The request: Copy the records below exactly, leaving out every picture.

— begin Record set —

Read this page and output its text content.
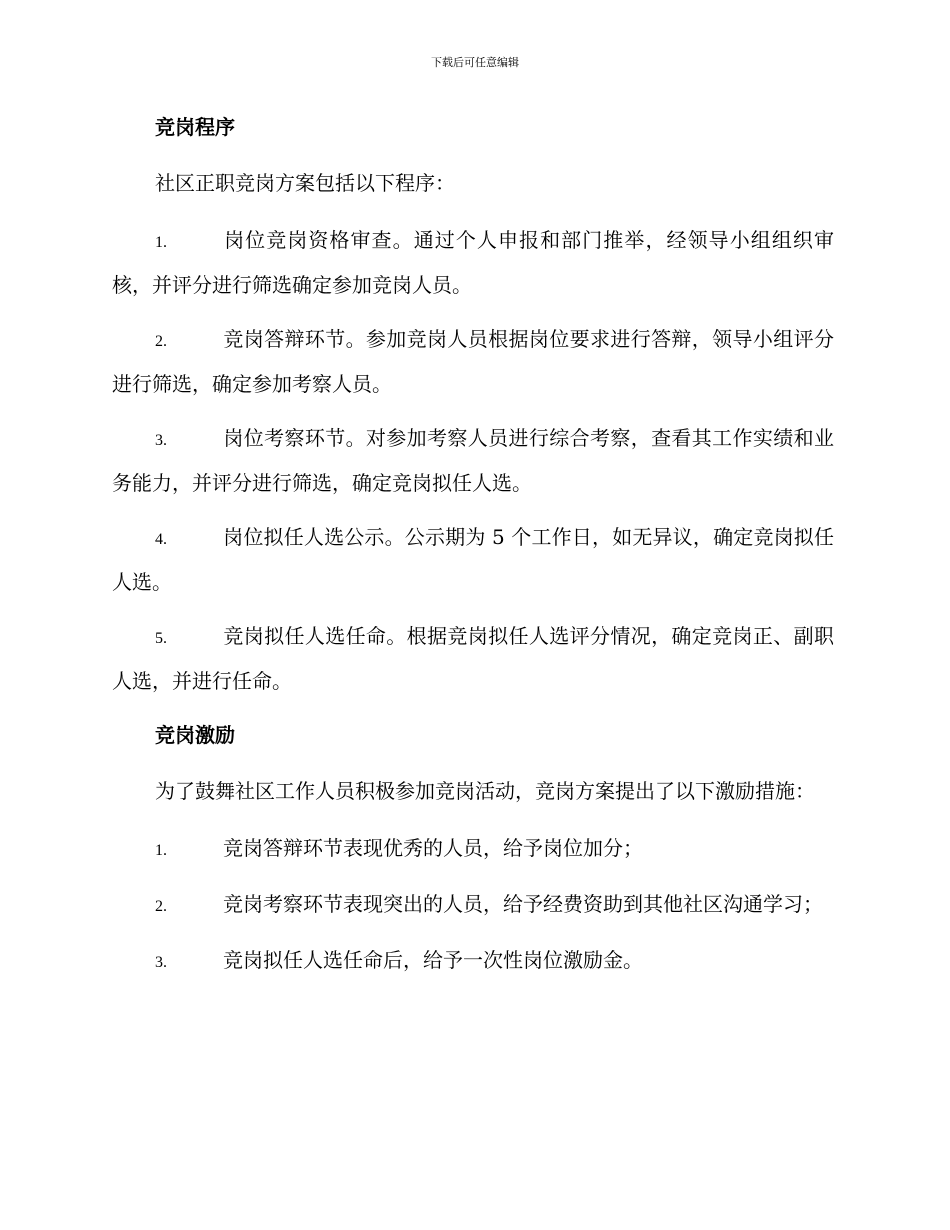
下载后可任意编辑
竞岗程序

社区正职竞岗方案包括以下程序：

1.	岗位竞岗资格审查。通过个人申报和部门推举，经领导小组组织审核，并评分进行筛选确定参加竞岗人员。

2.	竞岗答辩环节。参加竞岗人员根据岗位要求进行答辩，领导小组评分进行筛选，确定参加考察人员。

3.	岗位考察环节。对参加考察人员进行综合考察，查看其工作实绩和业务能力，并评分进行筛选，确定竞岗拟任人选。

4.	岗位拟任人选公示。公示期为 5 个工作日，如无异议，确定竞岗拟任人选。

5.	竞岗拟任人选任命。根据竞岗拟任人选评分情况，确定竞岗正、副职人选，并进行任命。

竞岗激励

为了鼓舞社区工作人员积极参加竞岗活动，竞岗方案提出了以下激励措施：

1.	竞岗答辩环节表现优秀的人员，给予岗位加分；

2.	竞岗考察环节表现突出的人员，给予经费资助到其他社区沟通学习；

3.	竞岗拟任人选任命后，给予一次性岗位激励金。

— end Record set —

Task output:
Read this page and output its text content.
下载后可任意编辑
竞岗程序

社区正职竞岗方案包括以下程序：

1.	岗位竞岗资格审查。通过个人申报和部门推举，经领导小组组织审核，并评分进行筛选确定参加竞岗人员。

2.	竞岗答辩环节。参加竞岗人员根据岗位要求进行答辩，领导小组评分进行筛选，确定参加考察人员。

3.	岗位考察环节。对参加考察人员进行综合考察，查看其工作实绩和业务能力，并评分进行筛选，确定竞岗拟任人选。

4.	岗位拟任人选公示。公示期为 5 个工作日，如无异议，确定竞岗拟任人选。

5.	竞岗拟任人选任命。根据竞岗拟任人选评分情况，确定竞岗正、副职人选，并进行任命。

竞岗激励

为了鼓舞社区工作人员积极参加竞岗活动，竞岗方案提出了以下激励措施：

1.	竞岗答辩环节表现优秀的人员，给予岗位加分；

2.	竞岗考察环节表现突出的人员，给予经费资助到其他社区沟通学习；

3.	竞岗拟任人选任命后，给予一次性岗位激励金。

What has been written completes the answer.